TASK STATEMENT - Collect all lines below with the string "included".

— START RECORDS TO USE —

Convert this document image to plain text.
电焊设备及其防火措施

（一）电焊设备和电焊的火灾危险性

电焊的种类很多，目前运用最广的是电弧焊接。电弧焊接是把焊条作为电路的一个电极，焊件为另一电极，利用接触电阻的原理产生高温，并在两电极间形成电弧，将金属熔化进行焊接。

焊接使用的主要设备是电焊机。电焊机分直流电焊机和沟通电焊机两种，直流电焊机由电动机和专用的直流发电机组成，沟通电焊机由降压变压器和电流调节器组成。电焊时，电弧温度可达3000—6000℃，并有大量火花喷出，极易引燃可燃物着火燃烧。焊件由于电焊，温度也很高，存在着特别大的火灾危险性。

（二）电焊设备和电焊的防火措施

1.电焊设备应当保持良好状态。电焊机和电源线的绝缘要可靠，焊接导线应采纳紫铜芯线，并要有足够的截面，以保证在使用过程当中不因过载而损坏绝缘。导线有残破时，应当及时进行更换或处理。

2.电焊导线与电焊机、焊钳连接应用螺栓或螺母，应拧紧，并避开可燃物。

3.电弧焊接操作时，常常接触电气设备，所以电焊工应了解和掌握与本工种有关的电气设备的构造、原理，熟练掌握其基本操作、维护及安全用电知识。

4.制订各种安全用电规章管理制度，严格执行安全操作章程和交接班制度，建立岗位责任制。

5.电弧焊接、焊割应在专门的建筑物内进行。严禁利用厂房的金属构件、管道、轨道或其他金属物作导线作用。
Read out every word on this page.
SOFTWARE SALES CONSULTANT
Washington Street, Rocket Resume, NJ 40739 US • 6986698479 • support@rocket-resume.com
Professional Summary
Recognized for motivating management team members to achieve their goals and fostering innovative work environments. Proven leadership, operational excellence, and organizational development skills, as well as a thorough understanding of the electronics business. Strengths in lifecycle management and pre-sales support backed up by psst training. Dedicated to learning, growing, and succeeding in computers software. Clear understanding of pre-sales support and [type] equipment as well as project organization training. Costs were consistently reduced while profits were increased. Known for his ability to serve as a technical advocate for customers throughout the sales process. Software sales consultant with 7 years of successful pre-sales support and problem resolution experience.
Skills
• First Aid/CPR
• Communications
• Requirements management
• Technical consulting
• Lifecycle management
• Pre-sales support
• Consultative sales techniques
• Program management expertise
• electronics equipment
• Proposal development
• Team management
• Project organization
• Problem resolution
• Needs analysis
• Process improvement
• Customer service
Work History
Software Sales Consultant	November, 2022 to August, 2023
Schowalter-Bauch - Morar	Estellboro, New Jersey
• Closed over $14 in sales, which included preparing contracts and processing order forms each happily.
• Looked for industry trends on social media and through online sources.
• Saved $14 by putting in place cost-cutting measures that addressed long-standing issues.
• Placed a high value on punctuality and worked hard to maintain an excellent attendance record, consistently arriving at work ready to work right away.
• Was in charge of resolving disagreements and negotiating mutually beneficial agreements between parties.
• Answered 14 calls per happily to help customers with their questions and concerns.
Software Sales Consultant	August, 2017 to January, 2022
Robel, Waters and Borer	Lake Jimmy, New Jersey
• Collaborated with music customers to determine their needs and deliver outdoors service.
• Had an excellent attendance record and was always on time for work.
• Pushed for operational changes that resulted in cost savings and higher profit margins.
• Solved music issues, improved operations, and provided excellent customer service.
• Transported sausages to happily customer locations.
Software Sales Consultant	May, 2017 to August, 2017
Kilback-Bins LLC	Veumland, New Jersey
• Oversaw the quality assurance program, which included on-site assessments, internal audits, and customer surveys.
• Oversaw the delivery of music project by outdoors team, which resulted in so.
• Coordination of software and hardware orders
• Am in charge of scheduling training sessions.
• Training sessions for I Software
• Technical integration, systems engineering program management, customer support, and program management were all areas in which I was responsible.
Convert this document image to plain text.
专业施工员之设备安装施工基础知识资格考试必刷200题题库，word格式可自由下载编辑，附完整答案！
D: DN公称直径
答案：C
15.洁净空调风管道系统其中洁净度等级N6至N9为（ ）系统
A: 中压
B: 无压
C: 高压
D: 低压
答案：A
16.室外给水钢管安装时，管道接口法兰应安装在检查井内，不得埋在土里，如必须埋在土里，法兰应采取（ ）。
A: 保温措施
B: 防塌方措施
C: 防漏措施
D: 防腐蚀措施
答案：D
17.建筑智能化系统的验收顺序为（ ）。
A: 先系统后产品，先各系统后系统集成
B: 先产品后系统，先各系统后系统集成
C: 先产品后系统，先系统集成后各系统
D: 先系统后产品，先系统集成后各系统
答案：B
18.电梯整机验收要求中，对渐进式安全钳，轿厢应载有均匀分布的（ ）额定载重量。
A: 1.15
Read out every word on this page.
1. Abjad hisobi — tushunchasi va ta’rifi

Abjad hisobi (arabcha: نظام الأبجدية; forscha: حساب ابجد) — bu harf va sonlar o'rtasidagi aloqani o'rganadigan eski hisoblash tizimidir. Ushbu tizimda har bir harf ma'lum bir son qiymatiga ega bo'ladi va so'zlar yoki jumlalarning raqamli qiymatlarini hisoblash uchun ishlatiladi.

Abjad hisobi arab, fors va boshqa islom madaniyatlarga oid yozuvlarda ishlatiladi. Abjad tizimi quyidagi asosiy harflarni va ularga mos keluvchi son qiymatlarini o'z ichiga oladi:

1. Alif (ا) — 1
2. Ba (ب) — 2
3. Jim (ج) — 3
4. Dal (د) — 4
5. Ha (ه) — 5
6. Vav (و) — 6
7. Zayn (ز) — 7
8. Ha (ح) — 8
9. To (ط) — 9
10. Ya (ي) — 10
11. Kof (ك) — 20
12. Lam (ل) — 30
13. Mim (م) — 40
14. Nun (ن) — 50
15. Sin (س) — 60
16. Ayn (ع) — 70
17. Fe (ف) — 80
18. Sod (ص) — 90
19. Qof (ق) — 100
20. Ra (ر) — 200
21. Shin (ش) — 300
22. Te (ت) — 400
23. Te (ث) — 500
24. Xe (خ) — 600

— END RECORDS TO USE —

RESPONSE -
• Closed over $14 in sales, which included preparing contracts and processing order forms each happily.
• Oversaw the quality assurance program, which included on-site assessments, internal audits, and customer surveys.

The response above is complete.